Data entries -
■ ■ ■ ■ ■ ■ ■
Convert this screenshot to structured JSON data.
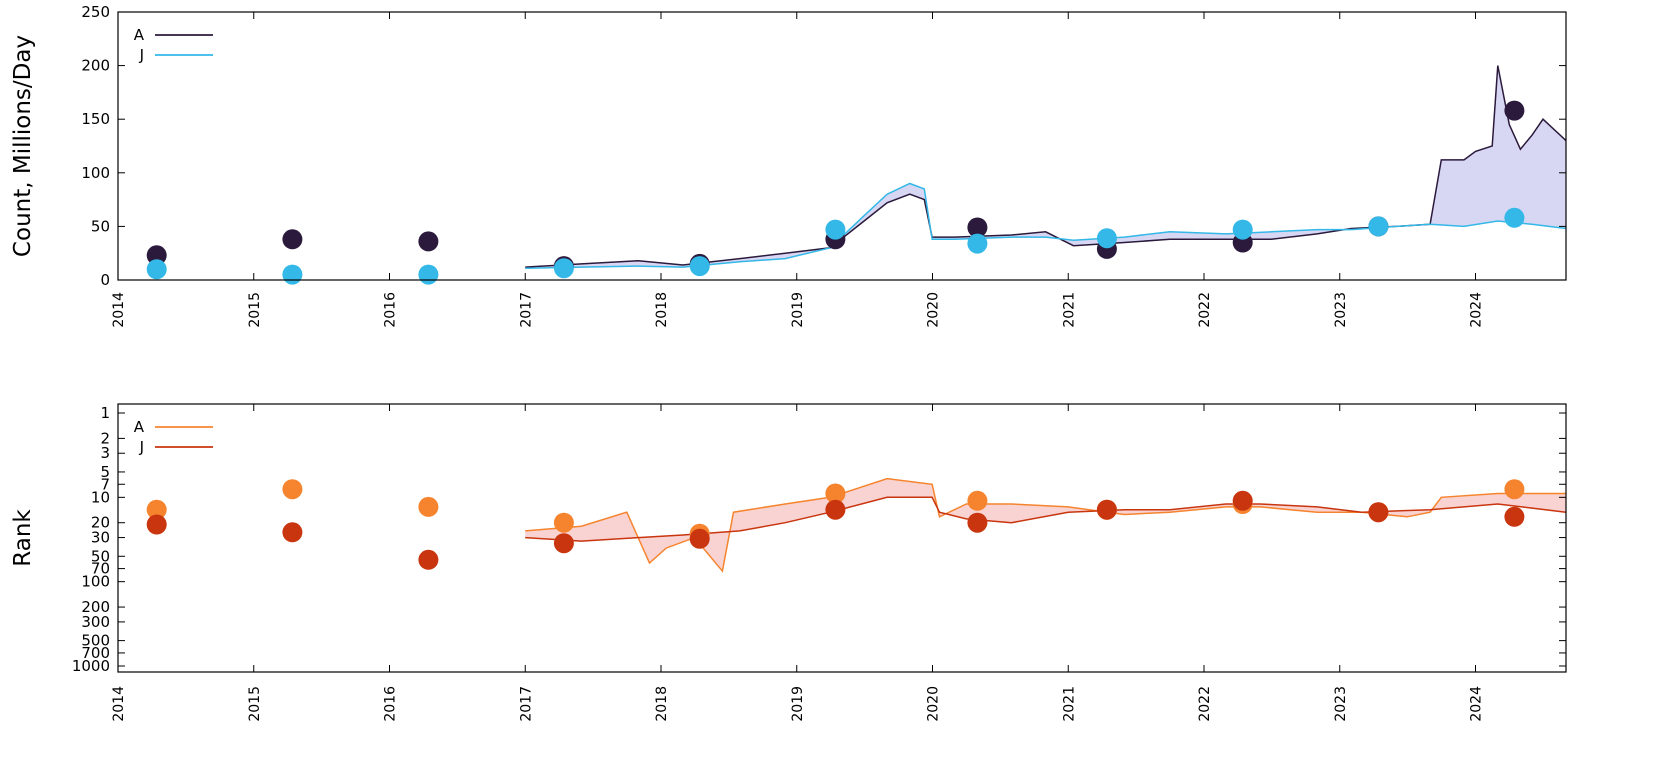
{
  "chart_data": [
    {
      "type": "line",
      "ylabel": "Count, Millions/Day",
      "xlim": [
        "2014-01-01",
        "2024-09-01"
      ],
      "ylim": [
        0,
        250
      ],
      "yticks": [
        0,
        50,
        100,
        150,
        200,
        250
      ],
      "xticks": [
        "2014",
        "2015",
        "2016",
        "2017",
        "2018",
        "2019",
        "2020",
        "2021",
        "2022",
        "2023",
        "2024"
      ],
      "grid": false,
      "legend_position": "top-left",
      "band_color": "#c9caf0",
      "series": [
        {
          "name": "A",
          "color": "#2b1a3c",
          "line": [
            [
              "2017-01-01",
              12
            ],
            [
              "2017-06-01",
              15
            ],
            [
              "2017-11-01",
              18
            ],
            [
              "2018-03-01",
              14
            ],
            [
              "2018-08-01",
              20
            ],
            [
              "2018-12-01",
              25
            ],
            [
              "2019-04-01",
              30
            ],
            [
              "2019-07-01",
              55
            ],
            [
              "2019-09-01",
              72
            ],
            [
              "2019-11-01",
              80
            ],
            [
              "2019-12-10",
              75
            ],
            [
              "2019-12-31",
              40
            ],
            [
              "2020-03-01",
              40
            ],
            [
              "2020-08-01",
              42
            ],
            [
              "2020-11-01",
              45
            ],
            [
              "2021-01-15",
              32
            ],
            [
              "2021-06-01",
              35
            ],
            [
              "2021-10-01",
              38
            ],
            [
              "2022-03-01",
              38
            ],
            [
              "2022-07-01",
              38
            ],
            [
              "2022-11-01",
              43
            ],
            [
              "2023-02-01",
              48
            ],
            [
              "2023-06-01",
              50
            ],
            [
              "2023-09-01",
              52
            ],
            [
              "2023-10-01",
              112
            ],
            [
              "2023-12-01",
              112
            ],
            [
              "2024-01-01",
              120
            ],
            [
              "2024-02-15",
              125
            ],
            [
              "2024-03-01",
              200
            ],
            [
              "2024-04-01",
              145
            ],
            [
              "2024-05-01",
              122
            ],
            [
              "2024-06-01",
              135
            ],
            [
              "2024-07-01",
              150
            ],
            [
              "2024-09-01",
              130
            ]
          ],
          "points": [
            [
              "2014-04-15",
              23
            ],
            [
              "2015-04-15",
              38
            ],
            [
              "2016-04-15",
              36
            ],
            [
              "2017-04-15",
              13
            ],
            [
              "2018-04-15",
              15
            ],
            [
              "2019-04-15",
              38
            ],
            [
              "2020-05-01",
              49
            ],
            [
              "2021-04-15",
              29
            ],
            [
              "2022-04-15",
              35
            ],
            [
              "2023-04-15",
              50
            ],
            [
              "2024-04-15",
              158
            ]
          ]
        },
        {
          "name": "J",
          "color": "#33b8e8",
          "line": [
            [
              "2017-01-01",
              11
            ],
            [
              "2017-06-01",
              12
            ],
            [
              "2017-11-01",
              13
            ],
            [
              "2018-03-01",
              12
            ],
            [
              "2018-08-01",
              17
            ],
            [
              "2018-12-01",
              20
            ],
            [
              "2019-04-01",
              30
            ],
            [
              "2019-07-01",
              60
            ],
            [
              "2019-09-01",
              80
            ],
            [
              "2019-11-01",
              90
            ],
            [
              "2019-12-10",
              85
            ],
            [
              "2019-12-31",
              38
            ],
            [
              "2020-03-01",
              38
            ],
            [
              "2020-08-01",
              40
            ],
            [
              "2020-11-01",
              40
            ],
            [
              "2021-01-15",
              37
            ],
            [
              "2021-06-01",
              40
            ],
            [
              "2021-10-01",
              45
            ],
            [
              "2022-03-01",
              43
            ],
            [
              "2022-07-01",
              45
            ],
            [
              "2022-11-01",
              47
            ],
            [
              "2023-02-01",
              47
            ],
            [
              "2023-06-01",
              50
            ],
            [
              "2023-09-01",
              52
            ],
            [
              "2023-12-01",
              50
            ],
            [
              "2024-03-01",
              55
            ],
            [
              "2024-06-01",
              52
            ],
            [
              "2024-09-01",
              48
            ]
          ],
          "points": [
            [
              "2014-04-15",
              10
            ],
            [
              "2015-04-15",
              5
            ],
            [
              "2016-04-15",
              5
            ],
            [
              "2017-04-15",
              11
            ],
            [
              "2018-04-15",
              13
            ],
            [
              "2019-04-15",
              47
            ],
            [
              "2020-05-01",
              34
            ],
            [
              "2021-04-15",
              39
            ],
            [
              "2022-04-15",
              47
            ],
            [
              "2023-04-15",
              50
            ],
            [
              "2024-04-15",
              58
            ]
          ]
        }
      ]
    },
    {
      "type": "line",
      "ylabel": "Rank",
      "yscale": "log-reversed",
      "xlim": [
        "2014-01-01",
        "2024-09-01"
      ],
      "ylim": [
        1,
        1000
      ],
      "yticks": [
        1,
        2,
        3,
        5,
        7,
        10,
        20,
        30,
        50,
        70,
        100,
        200,
        300,
        500,
        700,
        1000
      ],
      "xticks": [
        "2014",
        "2015",
        "2016",
        "2017",
        "2018",
        "2019",
        "2020",
        "2021",
        "2022",
        "2023",
        "2024"
      ],
      "grid": false,
      "legend_position": "top-left",
      "band_color": "#f7c4c1",
      "series": [
        {
          "name": "A",
          "color": "#f6842e",
          "line": [
            [
              "2017-01-01",
              25
            ],
            [
              "2017-06-01",
              22
            ],
            [
              "2017-10-01",
              15
            ],
            [
              "2017-12-01",
              60
            ],
            [
              "2018-01-15",
              40
            ],
            [
              "2018-04-01",
              30
            ],
            [
              "2018-06-15",
              75
            ],
            [
              "2018-07-15",
              15
            ],
            [
              "2018-12-01",
              12
            ],
            [
              "2019-04-01",
              10
            ],
            [
              "2019-09-01",
              6
            ],
            [
              "2019-12-31",
              7
            ],
            [
              "2020-01-20",
              17
            ],
            [
              "2020-04-01",
              12
            ],
            [
              "2020-08-01",
              12
            ],
            [
              "2021-01-01",
              13
            ],
            [
              "2021-06-01",
              16
            ],
            [
              "2021-10-01",
              15
            ],
            [
              "2022-03-01",
              13
            ],
            [
              "2022-06-01",
              13
            ],
            [
              "2022-11-01",
              15
            ],
            [
              "2023-03-01",
              15
            ],
            [
              "2023-07-01",
              17
            ],
            [
              "2023-09-01",
              15
            ],
            [
              "2023-10-01",
              10
            ],
            [
              "2024-03-01",
              9
            ],
            [
              "2024-09-01",
              9
            ]
          ],
          "points": [
            [
              "2014-04-15",
              14
            ],
            [
              "2015-04-15",
              8
            ],
            [
              "2016-04-15",
              13
            ],
            [
              "2017-04-15",
              20
            ],
            [
              "2018-04-15",
              27
            ],
            [
              "2019-04-15",
              9
            ],
            [
              "2020-05-01",
              11
            ],
            [
              "2021-04-15",
              14
            ],
            [
              "2022-04-15",
              12
            ],
            [
              "2023-04-15",
              15
            ],
            [
              "2024-04-15",
              8
            ]
          ]
        },
        {
          "name": "J",
          "color": "#c8350e",
          "line": [
            [
              "2017-01-01",
              30
            ],
            [
              "2017-06-01",
              33
            ],
            [
              "2017-11-01",
              30
            ],
            [
              "2018-03-01",
              28
            ],
            [
              "2018-08-01",
              25
            ],
            [
              "2018-12-01",
              20
            ],
            [
              "2019-04-01",
              15
            ],
            [
              "2019-09-01",
              10
            ],
            [
              "2019-12-31",
              10
            ],
            [
              "2020-01-20",
              15
            ],
            [
              "2020-04-01",
              18
            ],
            [
              "2020-08-01",
              20
            ],
            [
              "2021-01-01",
              15
            ],
            [
              "2021-06-01",
              14
            ],
            [
              "2021-10-01",
              14
            ],
            [
              "2022-03-01",
              12
            ],
            [
              "2022-06-01",
              12
            ],
            [
              "2022-11-01",
              13
            ],
            [
              "2023-03-01",
              15
            ],
            [
              "2023-09-01",
              14
            ],
            [
              "2024-03-01",
              12
            ],
            [
              "2024-09-01",
              15
            ]
          ],
          "points": [
            [
              "2014-04-15",
              21
            ],
            [
              "2015-04-15",
              26
            ],
            [
              "2016-04-15",
              55
            ],
            [
              "2017-04-15",
              35
            ],
            [
              "2018-04-15",
              31
            ],
            [
              "2019-04-15",
              14
            ],
            [
              "2020-05-01",
              20
            ],
            [
              "2021-04-15",
              14
            ],
            [
              "2022-04-15",
              11
            ],
            [
              "2023-04-15",
              15
            ],
            [
              "2024-04-15",
              17
            ]
          ]
        }
      ]
    }
  ]
}
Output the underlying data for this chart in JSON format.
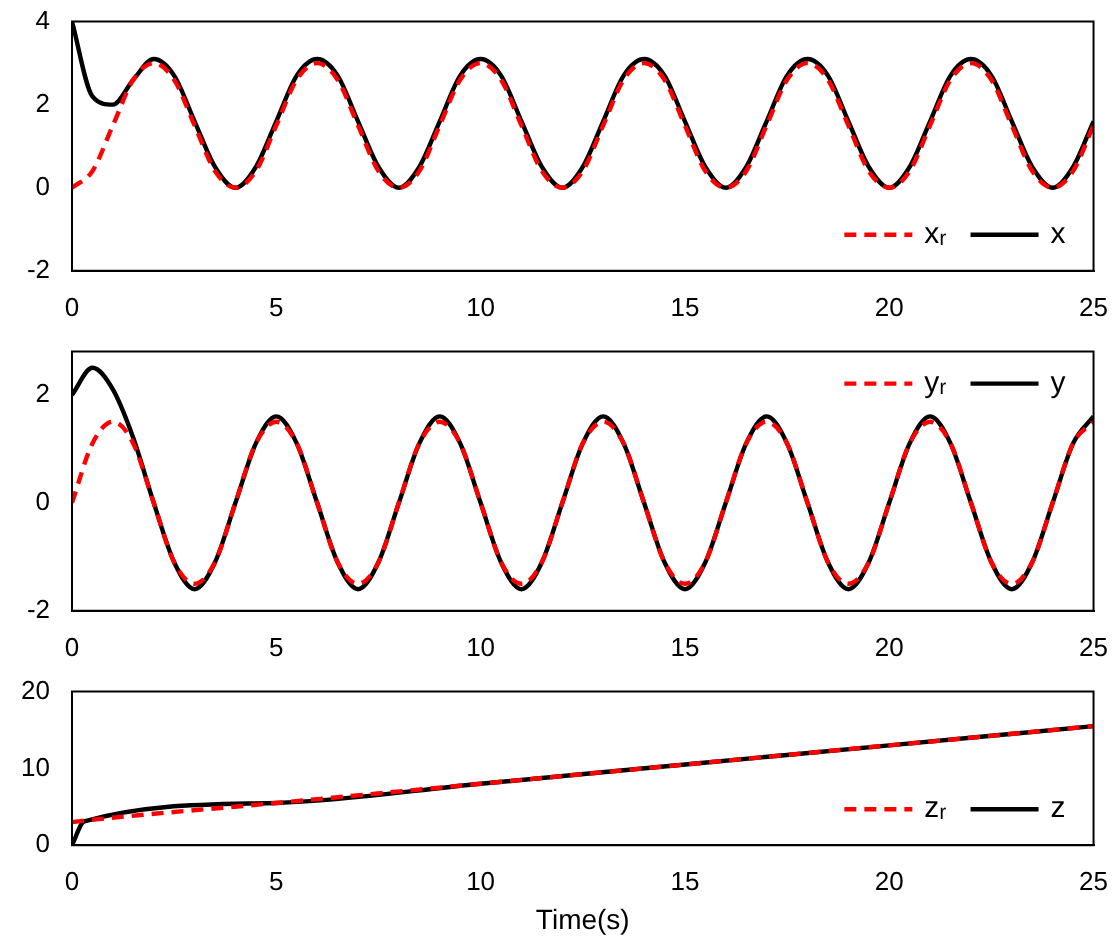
{
  "chart_data": [
    {
      "type": "line",
      "x": [
        0,
        0.5,
        1,
        1.5,
        2,
        2.5,
        3,
        3.5,
        4,
        4.5,
        5,
        5.5,
        6,
        6.5,
        7,
        7.5,
        8,
        8.5,
        9,
        9.5,
        10,
        10.5,
        11,
        11.5,
        12,
        12.5,
        13,
        13.5,
        14,
        14.5,
        15,
        15.5,
        16,
        16.5,
        17,
        17.5,
        18,
        18.5,
        19,
        19.5,
        20,
        20.5,
        21,
        21.5,
        22,
        22.5,
        23,
        23.5,
        24,
        24.5,
        25
      ],
      "series": [
        {
          "name": "xᵣ",
          "color": "#ff0000",
          "line_style": "dashed",
          "values": [
            0,
            0.4,
            1.5,
            2.6,
            3,
            2.6,
            1.5,
            0.4,
            0,
            0.4,
            1.5,
            2.6,
            3,
            2.6,
            1.5,
            0.4,
            0,
            0.4,
            1.5,
            2.6,
            3,
            2.6,
            1.5,
            0.4,
            0,
            0.4,
            1.5,
            2.6,
            3,
            2.6,
            1.5,
            0.4,
            0,
            0.4,
            1.5,
            2.6,
            3,
            2.6,
            1.5,
            0.4,
            0,
            0.4,
            1.5,
            2.6,
            3,
            2.6,
            1.5,
            0.4,
            0,
            0.4,
            1.5
          ]
        },
        {
          "name": "x",
          "color": "#000000",
          "line_style": "solid",
          "values": [
            4,
            2.2,
            2,
            2.6,
            3.1,
            2.7,
            1.6,
            0.5,
            0,
            0.5,
            1.6,
            2.7,
            3.1,
            2.7,
            1.6,
            0.5,
            0,
            0.5,
            1.6,
            2.7,
            3.1,
            2.7,
            1.6,
            0.5,
            0,
            0.5,
            1.6,
            2.7,
            3.1,
            2.7,
            1.6,
            0.5,
            0,
            0.5,
            1.6,
            2.7,
            3.1,
            2.7,
            1.6,
            0.5,
            0,
            0.5,
            1.6,
            2.7,
            3.1,
            2.7,
            1.6,
            0.5,
            0,
            0.5,
            1.6
          ]
        }
      ],
      "xlim": [
        0,
        25
      ],
      "xticks": [
        0,
        5,
        10,
        15,
        20,
        25
      ],
      "ylim": [
        -2,
        4
      ],
      "yticks": [
        -2,
        0,
        2,
        4
      ],
      "legend": "bottom right"
    },
    {
      "type": "line",
      "x": [
        0,
        0.5,
        1,
        1.5,
        2,
        2.5,
        3,
        3.5,
        4,
        4.5,
        5,
        5.5,
        6,
        6.5,
        7,
        7.5,
        8,
        8.5,
        9,
        9.5,
        10,
        10.5,
        11,
        11.5,
        12,
        12.5,
        13,
        13.5,
        14,
        14.5,
        15,
        15.5,
        16,
        16.5,
        17,
        17.5,
        18,
        18.5,
        19,
        19.5,
        20,
        20.5,
        21,
        21.5,
        22,
        22.5,
        23,
        23.5,
        24,
        24.5,
        25
      ],
      "series": [
        {
          "name": "yᵣ",
          "color": "#ff0000",
          "line_style": "dashed",
          "values": [
            0,
            1.1,
            1.5,
            1.1,
            0,
            -1.1,
            -1.5,
            -1.1,
            0,
            1.1,
            1.5,
            1.1,
            0,
            -1.1,
            -1.5,
            -1.1,
            0,
            1.1,
            1.5,
            1.1,
            0,
            -1.1,
            -1.5,
            -1.1,
            0,
            1.1,
            1.5,
            1.1,
            0,
            -1.1,
            -1.5,
            -1.1,
            0,
            1.1,
            1.5,
            1.1,
            0,
            -1.1,
            -1.5,
            -1.1,
            0,
            1.1,
            1.5,
            1.1,
            0,
            -1.1,
            -1.5,
            -1.1,
            0,
            1.1,
            1.5
          ]
        },
        {
          "name": "y",
          "color": "#000000",
          "line_style": "solid",
          "values": [
            2,
            2.5,
            2.1,
            1.2,
            0,
            -1.1,
            -1.6,
            -1.1,
            0,
            1.1,
            1.6,
            1.1,
            0,
            -1.1,
            -1.6,
            -1.1,
            0,
            1.1,
            1.6,
            1.1,
            0,
            -1.1,
            -1.6,
            -1.1,
            0,
            1.1,
            1.6,
            1.1,
            0,
            -1.1,
            -1.6,
            -1.1,
            0,
            1.1,
            1.6,
            1.1,
            0,
            -1.1,
            -1.6,
            -1.1,
            0,
            1.1,
            1.6,
            1.1,
            0,
            -1.1,
            -1.6,
            -1.1,
            0,
            1.1,
            1.6
          ]
        }
      ],
      "xlim": [
        0,
        25
      ],
      "xticks": [
        0,
        5,
        10,
        15,
        20,
        25
      ],
      "ylim": [
        -2,
        2.8
      ],
      "yticks": [
        -2,
        0,
        2
      ],
      "legend": "top right"
    },
    {
      "type": "line",
      "x": [
        0,
        0.3,
        5,
        10,
        15,
        20,
        25
      ],
      "xlabel": "Time(s)",
      "series": [
        {
          "name": "zᵣ",
          "color": "#ff0000",
          "line_style": "dashed",
          "values": [
            3,
            3.2,
            5.5,
            8,
            10.5,
            13,
            15.5
          ]
        },
        {
          "name": "z",
          "color": "#000000",
          "line_style": "solid",
          "values": [
            0,
            3.1,
            5.5,
            8,
            10.5,
            13,
            15.5
          ]
        }
      ],
      "xlim": [
        0,
        25
      ],
      "xticks": [
        0,
        5,
        10,
        15,
        20,
        25
      ],
      "ylim": [
        0,
        20
      ],
      "yticks": [
        0,
        10,
        20
      ],
      "legend": "bottom right"
    }
  ]
}
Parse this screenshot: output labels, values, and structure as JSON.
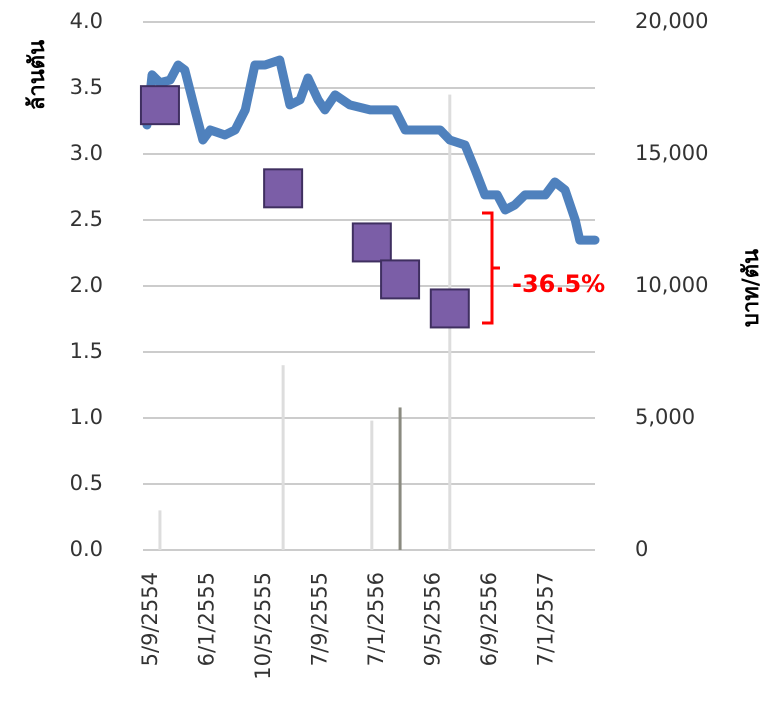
{
  "chart_data": {
    "type": "line",
    "y_label": "ล้านตัน",
    "y2_label": "บาท/ตัน",
    "annotation": "-36.5%",
    "xlim": [
      0,
      8
    ],
    "xticks": [
      {
        "value": 0,
        "label": "5/9/2554"
      },
      {
        "value": 1,
        "label": "6/1/2555"
      },
      {
        "value": 2,
        "label": "10/5/2555"
      },
      {
        "value": 3,
        "label": "7/9/2555"
      },
      {
        "value": 4,
        "label": "7/1/2556"
      },
      {
        "value": 5,
        "label": "9/5/2556"
      },
      {
        "value": 6,
        "label": "6/9/2556"
      },
      {
        "value": 7,
        "label": "7/1/2557"
      }
    ],
    "ylim": [
      0,
      4
    ],
    "yticks": [
      {
        "value": 0,
        "label": "0.0"
      },
      0.5,
      {
        "value": 1,
        "label": "1.0"
      },
      1.5,
      {
        "value": 2,
        "label": "2.0"
      },
      2.5,
      {
        "value": 3,
        "label": "3.0"
      },
      3.5,
      {
        "value": 4,
        "label": "4.0"
      }
    ],
    "y2lim": [
      0,
      20000
    ],
    "y2ticks": [
      0,
      {
        "value": 5000,
        "label": "5,000"
      },
      {
        "value": 10000,
        "label": "10,000"
      },
      {
        "value": 15000,
        "label": "15,000"
      },
      {
        "value": 20000,
        "label": "20,000"
      }
    ],
    "grid": true,
    "series": [
      {
        "type": "bar",
        "axis": "y",
        "colors": [
          "#dddddd",
          "#dddddd",
          "#dddddd",
          "#8a8a80",
          "#dddddd"
        ],
        "x": [
          0.3,
          2.48,
          4.05,
          4.55,
          5.43
        ],
        "values": [
          0.3,
          1.4,
          0.98,
          1.08,
          3.45
        ]
      },
      {
        "type": "line",
        "axis": "y2",
        "color": "#4f81bd",
        "x": [
          0.07,
          0.16,
          0.3,
          0.48,
          0.62,
          0.74,
          0.92,
          1.06,
          1.19,
          1.45,
          1.63,
          1.81,
          1.98,
          2.16,
          2.42,
          2.6,
          2.78,
          2.92,
          3.1,
          3.22,
          3.4,
          3.66,
          4.02,
          4.46,
          4.64,
          5.26,
          5.43,
          5.7,
          5.88,
          6.05,
          6.27,
          6.41,
          6.58,
          6.76,
          7.12,
          7.29,
          7.47,
          7.65,
          7.73,
          8.0
        ],
        "values": [
          16100,
          18000,
          17700,
          17800,
          18370,
          18180,
          16670,
          15530,
          15910,
          15720,
          15910,
          16670,
          18370,
          18370,
          18560,
          16860,
          17050,
          17880,
          17050,
          16670,
          17240,
          16860,
          16670,
          16670,
          15910,
          15910,
          15530,
          15340,
          14390,
          13450,
          13450,
          12880,
          13070,
          13450,
          13450,
          13940,
          13640,
          12500,
          11740,
          11740
        ]
      },
      {
        "type": "scatter",
        "axis": "y",
        "color": "#7b5ea7",
        "x": [
          0.3,
          2.48,
          4.05,
          4.55,
          5.43
        ],
        "values": [
          3.37,
          2.74,
          2.33,
          2.05,
          1.83
        ]
      }
    ]
  }
}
■ ■ ■ ■ ■ ■ ■
Search the data for the string "name" and copy each line where it appears.

SOLUTION TO THIS EXERCISE -
          "name": "A",
          "name": "J",
          "name": "A",
          "name": "J",
          "name": "xᵣ",
          "name": "x",
          "name": "yᵣ",
          "name": "y",
          "name": "zᵣ",
          "name": "z",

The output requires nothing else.